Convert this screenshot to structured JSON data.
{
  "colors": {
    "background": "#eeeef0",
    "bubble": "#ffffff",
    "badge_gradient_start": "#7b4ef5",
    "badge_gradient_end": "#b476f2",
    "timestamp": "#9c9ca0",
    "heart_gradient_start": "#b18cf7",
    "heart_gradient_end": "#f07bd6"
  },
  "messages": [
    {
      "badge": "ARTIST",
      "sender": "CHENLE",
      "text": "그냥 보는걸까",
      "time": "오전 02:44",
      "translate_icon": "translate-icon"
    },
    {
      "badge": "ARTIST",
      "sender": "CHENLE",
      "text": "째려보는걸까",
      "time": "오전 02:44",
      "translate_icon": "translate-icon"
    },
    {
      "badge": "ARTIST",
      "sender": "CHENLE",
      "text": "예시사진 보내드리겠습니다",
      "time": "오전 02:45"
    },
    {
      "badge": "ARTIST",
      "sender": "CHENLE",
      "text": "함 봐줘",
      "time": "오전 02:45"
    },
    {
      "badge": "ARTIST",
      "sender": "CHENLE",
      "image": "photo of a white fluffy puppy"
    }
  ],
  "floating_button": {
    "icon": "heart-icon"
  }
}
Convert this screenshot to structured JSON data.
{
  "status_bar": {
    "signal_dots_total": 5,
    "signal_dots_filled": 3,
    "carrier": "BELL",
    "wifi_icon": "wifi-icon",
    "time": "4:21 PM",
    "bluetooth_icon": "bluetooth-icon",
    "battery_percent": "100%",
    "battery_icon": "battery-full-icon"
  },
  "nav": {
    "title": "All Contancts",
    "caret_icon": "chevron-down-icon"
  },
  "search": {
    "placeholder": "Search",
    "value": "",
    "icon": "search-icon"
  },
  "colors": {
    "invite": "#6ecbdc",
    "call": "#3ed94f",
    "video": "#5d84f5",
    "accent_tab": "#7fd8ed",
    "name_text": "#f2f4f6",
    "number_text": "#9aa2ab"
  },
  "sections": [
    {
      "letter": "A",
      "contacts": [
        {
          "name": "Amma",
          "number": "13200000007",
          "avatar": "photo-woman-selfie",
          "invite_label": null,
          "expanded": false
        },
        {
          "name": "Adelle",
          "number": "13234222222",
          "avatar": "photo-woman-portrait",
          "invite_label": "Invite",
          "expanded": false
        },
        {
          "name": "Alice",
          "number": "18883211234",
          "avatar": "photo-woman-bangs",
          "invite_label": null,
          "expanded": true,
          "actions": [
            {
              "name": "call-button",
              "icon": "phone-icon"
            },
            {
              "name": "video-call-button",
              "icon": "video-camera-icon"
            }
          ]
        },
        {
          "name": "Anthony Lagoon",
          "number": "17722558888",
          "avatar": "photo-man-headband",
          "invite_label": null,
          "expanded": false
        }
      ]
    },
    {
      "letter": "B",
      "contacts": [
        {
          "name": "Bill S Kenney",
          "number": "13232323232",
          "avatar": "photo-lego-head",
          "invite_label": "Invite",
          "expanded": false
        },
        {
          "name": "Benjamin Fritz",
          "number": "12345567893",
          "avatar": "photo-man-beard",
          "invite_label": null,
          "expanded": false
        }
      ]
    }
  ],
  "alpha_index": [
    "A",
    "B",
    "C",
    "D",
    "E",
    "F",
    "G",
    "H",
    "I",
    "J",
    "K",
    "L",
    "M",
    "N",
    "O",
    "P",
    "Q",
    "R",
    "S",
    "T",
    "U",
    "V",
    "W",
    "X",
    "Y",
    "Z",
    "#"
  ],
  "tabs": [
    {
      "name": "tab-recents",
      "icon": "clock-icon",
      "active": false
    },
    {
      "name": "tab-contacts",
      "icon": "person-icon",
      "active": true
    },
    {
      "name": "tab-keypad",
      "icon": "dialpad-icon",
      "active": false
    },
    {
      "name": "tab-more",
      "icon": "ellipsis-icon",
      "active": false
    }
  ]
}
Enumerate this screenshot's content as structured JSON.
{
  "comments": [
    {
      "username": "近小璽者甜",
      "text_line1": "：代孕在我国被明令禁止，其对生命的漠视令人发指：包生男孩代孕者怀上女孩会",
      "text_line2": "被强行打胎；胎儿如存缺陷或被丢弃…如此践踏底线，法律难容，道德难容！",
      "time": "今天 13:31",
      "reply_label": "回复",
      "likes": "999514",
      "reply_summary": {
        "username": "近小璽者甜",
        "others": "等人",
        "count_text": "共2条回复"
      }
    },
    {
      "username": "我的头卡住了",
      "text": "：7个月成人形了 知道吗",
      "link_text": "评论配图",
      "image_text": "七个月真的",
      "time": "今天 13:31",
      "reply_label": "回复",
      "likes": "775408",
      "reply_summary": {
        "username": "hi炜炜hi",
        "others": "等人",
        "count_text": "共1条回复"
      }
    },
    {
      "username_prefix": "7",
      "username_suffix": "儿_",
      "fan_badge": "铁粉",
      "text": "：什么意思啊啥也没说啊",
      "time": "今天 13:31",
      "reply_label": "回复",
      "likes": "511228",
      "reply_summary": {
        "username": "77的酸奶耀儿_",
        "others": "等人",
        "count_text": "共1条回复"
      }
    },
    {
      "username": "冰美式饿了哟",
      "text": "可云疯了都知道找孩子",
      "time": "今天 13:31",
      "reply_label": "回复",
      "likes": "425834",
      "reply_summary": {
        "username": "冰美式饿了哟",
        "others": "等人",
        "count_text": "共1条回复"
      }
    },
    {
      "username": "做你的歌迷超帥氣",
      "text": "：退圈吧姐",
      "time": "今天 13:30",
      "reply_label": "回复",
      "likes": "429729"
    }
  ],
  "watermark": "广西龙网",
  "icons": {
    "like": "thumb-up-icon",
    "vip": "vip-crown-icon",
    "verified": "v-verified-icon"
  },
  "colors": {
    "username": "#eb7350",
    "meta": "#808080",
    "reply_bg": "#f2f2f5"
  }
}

### EXERCISE GOAL
Wherever "avatar" shows up in a line, copy that line.

### RESULT OF THE EXERCISE
          "avatar": "photo-woman-selfie",
          "avatar": "photo-woman-portrait",
          "avatar": "photo-woman-bangs",
          "avatar": "photo-man-headband",
          "avatar": "photo-lego-head",
          "avatar": "photo-man-beard",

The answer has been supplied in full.